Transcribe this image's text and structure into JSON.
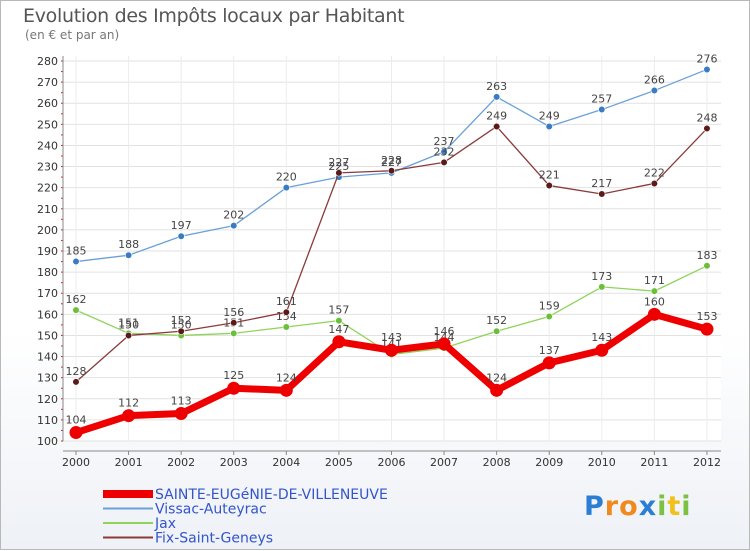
{
  "chart_data": {
    "type": "line",
    "title": "Evolution des Impôts locaux par Habitant",
    "subtitle": "(en € et par an)",
    "categories": [
      "2000",
      "2001",
      "2002",
      "2003",
      "2004",
      "2005",
      "2006",
      "2007",
      "2008",
      "2009",
      "2010",
      "2011",
      "2012"
    ],
    "ylim": [
      100,
      280
    ],
    "yticks": [
      100,
      110,
      120,
      130,
      140,
      150,
      160,
      170,
      180,
      190,
      200,
      210,
      220,
      230,
      240,
      250,
      260,
      270,
      280
    ],
    "series": [
      {
        "name": "Vissac-Auteyrac",
        "color": "#6aa0d8",
        "dot": "#3a7cc4",
        "width": 1.3,
        "values": [
          185,
          188,
          197,
          202,
          220,
          225,
          227,
          237,
          263,
          249,
          257,
          266,
          276
        ],
        "labels": [
          "185",
          "188",
          "197",
          "202",
          "220",
          "225",
          "227",
          "237",
          "263",
          "249",
          "257",
          "266",
          "276"
        ]
      },
      {
        "name": "Jax",
        "color": "#8fd45a",
        "dot": "#6cbf3a",
        "width": 1.3,
        "values": [
          162,
          151,
          150,
          151,
          154,
          157,
          141,
          144,
          152,
          159,
          173,
          171,
          183
        ],
        "labels": [
          "162",
          "151",
          "150",
          "151",
          "154",
          "157",
          "141",
          "144",
          "152",
          "159",
          "173",
          "171",
          "183"
        ]
      },
      {
        "name": "Fix-Saint-Geneys",
        "color": "#8b3a3a",
        "dot": "#5a1a1a",
        "width": 1.3,
        "values": [
          128,
          150,
          152,
          156,
          161,
          227,
          228,
          232,
          249,
          221,
          217,
          222,
          248
        ],
        "labels": [
          "128",
          "150",
          "152",
          "156",
          "161",
          "227",
          "228",
          "232",
          "249",
          "221",
          "217",
          "222",
          "248"
        ]
      },
      {
        "name": "SAINTE-EUGéNIE-DE-VILLENEUVE",
        "color": "#ee0000",
        "dot": "#ee0000",
        "width": 7,
        "values": [
          104,
          112,
          113,
          125,
          124,
          147,
          143,
          146,
          124,
          137,
          143,
          160,
          153
        ],
        "labels": [
          "104",
          "112",
          "113",
          "125",
          "124",
          "147",
          "143",
          "146",
          "124",
          "137",
          "143",
          "160",
          "153"
        ]
      }
    ],
    "legend": [
      {
        "name": "SAINTE-EUGéNIE-DE-VILLENEUVE",
        "color": "#ee0000",
        "thick": true
      },
      {
        "name": "Vissac-Auteyrac",
        "color": "#6aa0d8",
        "thick": false
      },
      {
        "name": "Jax",
        "color": "#8fd45a",
        "thick": false
      },
      {
        "name": "Fix-Saint-Geneys",
        "color": "#8b3a3a",
        "thick": false
      }
    ],
    "legend_text_color": "#3355cc",
    "grid": true
  },
  "logo": {
    "letters": [
      "P",
      "r",
      "o",
      "x",
      "i",
      "t",
      "i"
    ],
    "colors": [
      "#2a7fd4",
      "#f08a1c",
      "#f08a1c",
      "#2a7fd4",
      "#7cc242",
      "#f0c01c",
      "#7cc242"
    ]
  }
}
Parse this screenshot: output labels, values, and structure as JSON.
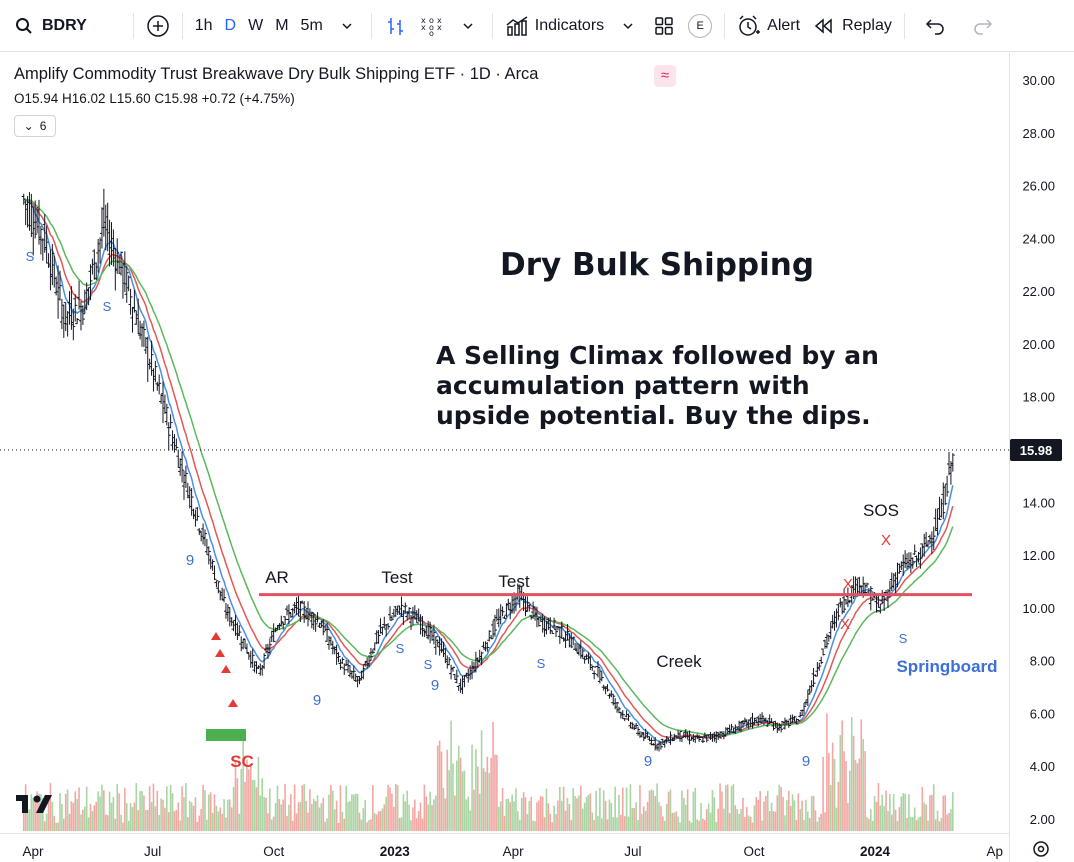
{
  "toolbar": {
    "symbol": "BDRY",
    "intervals": [
      "1h",
      "D",
      "W",
      "M",
      "5m"
    ],
    "active_interval": "D",
    "indicators_label": "Indicators",
    "alert_label": "Alert",
    "replay_label": "Replay",
    "earnings_label": "E"
  },
  "legend": {
    "title": "Amplify Commodity Trust Breakwave Dry Bulk Shipping ETF · 1D · Arca",
    "ohlc": "O15.94 H16.02 L15.60 C15.98 +0.72 (+4.75%)",
    "indicator_count": "6"
  },
  "annotations": {
    "heading": "Dry Bulk Shipping",
    "body_lines": [
      "A Selling Climax followed by an",
      "accumulation pattern with",
      "upside potential.  Buy the dips."
    ],
    "labels": {
      "ar": "AR",
      "test1": "Test",
      "test2": "Test",
      "creek": "Creek",
      "sos": "SOS",
      "sc": "SC",
      "springboard": "Springboard"
    }
  },
  "price_label": "15.98",
  "colors": {
    "ema_blue": "#4a90e2",
    "ema_red": "#e45756",
    "ema_green": "#5cb85c",
    "resistance": "#e05260",
    "springboard": "#3d6fd9",
    "sc": "#e53935",
    "vol_green": "#a8d5a2",
    "vol_red": "#f2a7a3"
  },
  "chart_data": {
    "type": "line",
    "title": "Amplify Commodity Trust Breakwave Dry Bulk Shipping ETF · 1D · Arca",
    "x_ticks": [
      "Apr",
      "Jul",
      "Oct",
      "2023",
      "Apr",
      "Jul",
      "Oct",
      "2024",
      "Ap"
    ],
    "y_ticks": [
      "30.00",
      "28.00",
      "26.00",
      "24.00",
      "22.00",
      "20.00",
      "18.00",
      "16.00",
      "14.00",
      "12.00",
      "10.00",
      "8.00",
      "6.00",
      "4.00",
      "2.00"
    ],
    "ylim": [
      1.5,
      30.5
    ],
    "last_close": 15.98,
    "resistance_level": 10.5,
    "x": [
      "2022-03-25",
      "2022-04-10",
      "2022-04-25",
      "2022-05-10",
      "2022-05-25",
      "2022-06-10",
      "2022-06-25",
      "2022-07-10",
      "2022-07-25",
      "2022-08-10",
      "2022-08-25",
      "2022-09-05",
      "2022-09-20",
      "2022-10-05",
      "2022-10-20",
      "2022-11-05",
      "2022-11-20",
      "2022-12-05",
      "2022-12-20",
      "2023-01-05",
      "2023-01-20",
      "2023-02-05",
      "2023-02-20",
      "2023-03-05",
      "2023-03-20",
      "2023-04-05",
      "2023-04-20",
      "2023-05-05",
      "2023-05-20",
      "2023-06-05",
      "2023-06-20",
      "2023-07-05",
      "2023-07-20",
      "2023-08-05",
      "2023-08-20",
      "2023-09-05",
      "2023-09-20",
      "2023-10-05",
      "2023-10-20",
      "2023-11-05",
      "2023-11-20",
      "2023-12-05",
      "2023-12-20",
      "2024-01-05",
      "2024-01-20",
      "2024-02-05",
      "2024-02-20",
      "2024-03-01"
    ],
    "series": [
      {
        "values": [
          25.5,
          24.0,
          21.0,
          21.5,
          24.5,
          22.5,
          20.0,
          17.5,
          15.0,
          12.5,
          10.0,
          9.0,
          7.5,
          9.5,
          10.0,
          9.5,
          8.0,
          7.2,
          9.0,
          10.0,
          9.5,
          8.5,
          7.0,
          8.0,
          9.5,
          10.5,
          9.5,
          9.2,
          8.5,
          7.5,
          6.2,
          5.3,
          4.8,
          5.2,
          5.0,
          5.2,
          5.5,
          5.8,
          5.5,
          5.8,
          8.0,
          10.0,
          11.0,
          10.0,
          11.5,
          12.0,
          13.5,
          16.0
        ]
      }
    ]
  }
}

▸ Written instruction
Pictures don't belong in the copy. Restate all the entries exactly.

▸ Answer to this problem
Transcribe this image's text and structure into JSON.
{
  "chart_data": {
    "type": "line",
    "title": "Evolution des Impôts locaux par Habitant",
    "subtitle": "(en € et par an)",
    "categories": [
      "2000",
      "2001",
      "2002",
      "2003",
      "2004",
      "2005",
      "2006",
      "2007",
      "2008",
      "2009",
      "2010",
      "2011",
      "2012"
    ],
    "ylim": [
      100,
      280
    ],
    "yticks": [
      100,
      110,
      120,
      130,
      140,
      150,
      160,
      170,
      180,
      190,
      200,
      210,
      220,
      230,
      240,
      250,
      260,
      270,
      280
    ],
    "series": [
      {
        "name": "Vissac-Auteyrac",
        "color": "#6aa0d8",
        "dot": "#3a7cc4",
        "width": 1.3,
        "values": [
          185,
          188,
          197,
          202,
          220,
          225,
          227,
          237,
          263,
          249,
          257,
          266,
          276
        ],
        "labels": [
          "185",
          "188",
          "197",
          "202",
          "220",
          "225",
          "227",
          "237",
          "263",
          "249",
          "257",
          "266",
          "276"
        ]
      },
      {
        "name": "Jax",
        "color": "#8fd45a",
        "dot": "#6cbf3a",
        "width": 1.3,
        "values": [
          162,
          151,
          150,
          151,
          154,
          157,
          141,
          144,
          152,
          159,
          173,
          171,
          183
        ],
        "labels": [
          "162",
          "151",
          "150",
          "151",
          "154",
          "157",
          "141",
          "144",
          "152",
          "159",
          "173",
          "171",
          "183"
        ]
      },
      {
        "name": "Fix-Saint-Geneys",
        "color": "#8b3a3a",
        "dot": "#5a1a1a",
        "width": 1.3,
        "values": [
          128,
          150,
          152,
          156,
          161,
          227,
          228,
          232,
          249,
          221,
          217,
          222,
          248
        ],
        "labels": [
          "128",
          "150",
          "152",
          "156",
          "161",
          "227",
          "228",
          "232",
          "249",
          "221",
          "217",
          "222",
          "248"
        ]
      },
      {
        "name": "SAINTE-EUGéNIE-DE-VILLENEUVE",
        "color": "#ee0000",
        "dot": "#ee0000",
        "width": 7,
        "values": [
          104,
          112,
          113,
          125,
          124,
          147,
          143,
          146,
          124,
          137,
          143,
          160,
          153
        ],
        "labels": [
          "104",
          "112",
          "113",
          "125",
          "124",
          "147",
          "143",
          "146",
          "124",
          "137",
          "143",
          "160",
          "153"
        ]
      }
    ],
    "legend": [
      {
        "name": "SAINTE-EUGéNIE-DE-VILLENEUVE",
        "color": "#ee0000",
        "thick": true
      },
      {
        "name": "Vissac-Auteyrac",
        "color": "#6aa0d8",
        "thick": false
      },
      {
        "name": "Jax",
        "color": "#8fd45a",
        "thick": false
      },
      {
        "name": "Fix-Saint-Geneys",
        "color": "#8b3a3a",
        "thick": false
      }
    ],
    "legend_text_color": "#3355cc",
    "grid": true
  },
  "logo": {
    "letters": [
      "P",
      "r",
      "o",
      "x",
      "i",
      "t",
      "i"
    ],
    "colors": [
      "#2a7fd4",
      "#f08a1c",
      "#f08a1c",
      "#2a7fd4",
      "#7cc242",
      "#f0c01c",
      "#7cc242"
    ]
  }
}
Parse this screenshot: output labels, values, and structure as JSON.
{
  "toolbar": {
    "symbol": "BDRY",
    "intervals": [
      "1h",
      "D",
      "W",
      "M",
      "5m"
    ],
    "active_interval": "D",
    "indicators_label": "Indicators",
    "alert_label": "Alert",
    "replay_label": "Replay",
    "earnings_label": "E"
  },
  "legend": {
    "title": "Amplify Commodity Trust Breakwave Dry Bulk Shipping ETF · 1D · Arca",
    "ohlc": "O15.94 H16.02 L15.60 C15.98 +0.72 (+4.75%)",
    "indicator_count": "6"
  },
  "annotations": {
    "heading": "Dry Bulk Shipping",
    "body_lines": [
      "A Selling Climax followed by an",
      "accumulation pattern with",
      "upside potential.  Buy the dips."
    ],
    "labels": {
      "ar": "AR",
      "test1": "Test",
      "test2": "Test",
      "creek": "Creek",
      "sos": "SOS",
      "sc": "SC",
      "springboard": "Springboard"
    }
  },
  "price_label": "15.98",
  "colors": {
    "ema_blue": "#4a90e2",
    "ema_red": "#e45756",
    "ema_green": "#5cb85c",
    "resistance": "#e05260",
    "springboard": "#3d6fd9",
    "sc": "#e53935",
    "vol_green": "#a8d5a2",
    "vol_red": "#f2a7a3"
  },
  "chart_data": {
    "type": "line",
    "title": "Amplify Commodity Trust Breakwave Dry Bulk Shipping ETF · 1D · Arca",
    "x_ticks": [
      "Apr",
      "Jul",
      "Oct",
      "2023",
      "Apr",
      "Jul",
      "Oct",
      "2024",
      "Ap"
    ],
    "y_ticks": [
      "30.00",
      "28.00",
      "26.00",
      "24.00",
      "22.00",
      "20.00",
      "18.00",
      "16.00",
      "14.00",
      "12.00",
      "10.00",
      "8.00",
      "6.00",
      "4.00",
      "2.00"
    ],
    "ylim": [
      1.5,
      30.5
    ],
    "last_close": 15.98,
    "resistance_level": 10.5,
    "x": [
      "2022-03-25",
      "2022-04-10",
      "2022-04-25",
      "2022-05-10",
      "2022-05-25",
      "2022-06-10",
      "2022-06-25",
      "2022-07-10",
      "2022-07-25",
      "2022-08-10",
      "2022-08-25",
      "2022-09-05",
      "2022-09-20",
      "2022-10-05",
      "2022-10-20",
      "2022-11-05",
      "2022-11-20",
      "2022-12-05",
      "2022-12-20",
      "2023-01-05",
      "2023-01-20",
      "2023-02-05",
      "2023-02-20",
      "2023-03-05",
      "2023-03-20",
      "2023-04-05",
      "2023-04-20",
      "2023-05-05",
      "2023-05-20",
      "2023-06-05",
      "2023-06-20",
      "2023-07-05",
      "2023-07-20",
      "2023-08-05",
      "2023-08-20",
      "2023-09-05",
      "2023-09-20",
      "2023-10-05",
      "2023-10-20",
      "2023-11-05",
      "2023-11-20",
      "2023-12-05",
      "2023-12-20",
      "2024-01-05",
      "2024-01-20",
      "2024-02-05",
      "2024-02-20",
      "2024-03-01"
    ],
    "series": [
      {
        "values": [
          25.5,
          24.0,
          21.0,
          21.5,
          24.5,
          22.5,
          20.0,
          17.5,
          15.0,
          12.5,
          10.0,
          9.0,
          7.5,
          9.5,
          10.0,
          9.5,
          8.0,
          7.2,
          9.0,
          10.0,
          9.5,
          8.5,
          7.0,
          8.0,
          9.5,
          10.5,
          9.5,
          9.2,
          8.5,
          7.5,
          6.2,
          5.3,
          4.8,
          5.2,
          5.0,
          5.2,
          5.5,
          5.8,
          5.5,
          5.8,
          8.0,
          10.0,
          11.0,
          10.0,
          11.5,
          12.0,
          13.5,
          16.0
        ]
      }
    ]
  }
}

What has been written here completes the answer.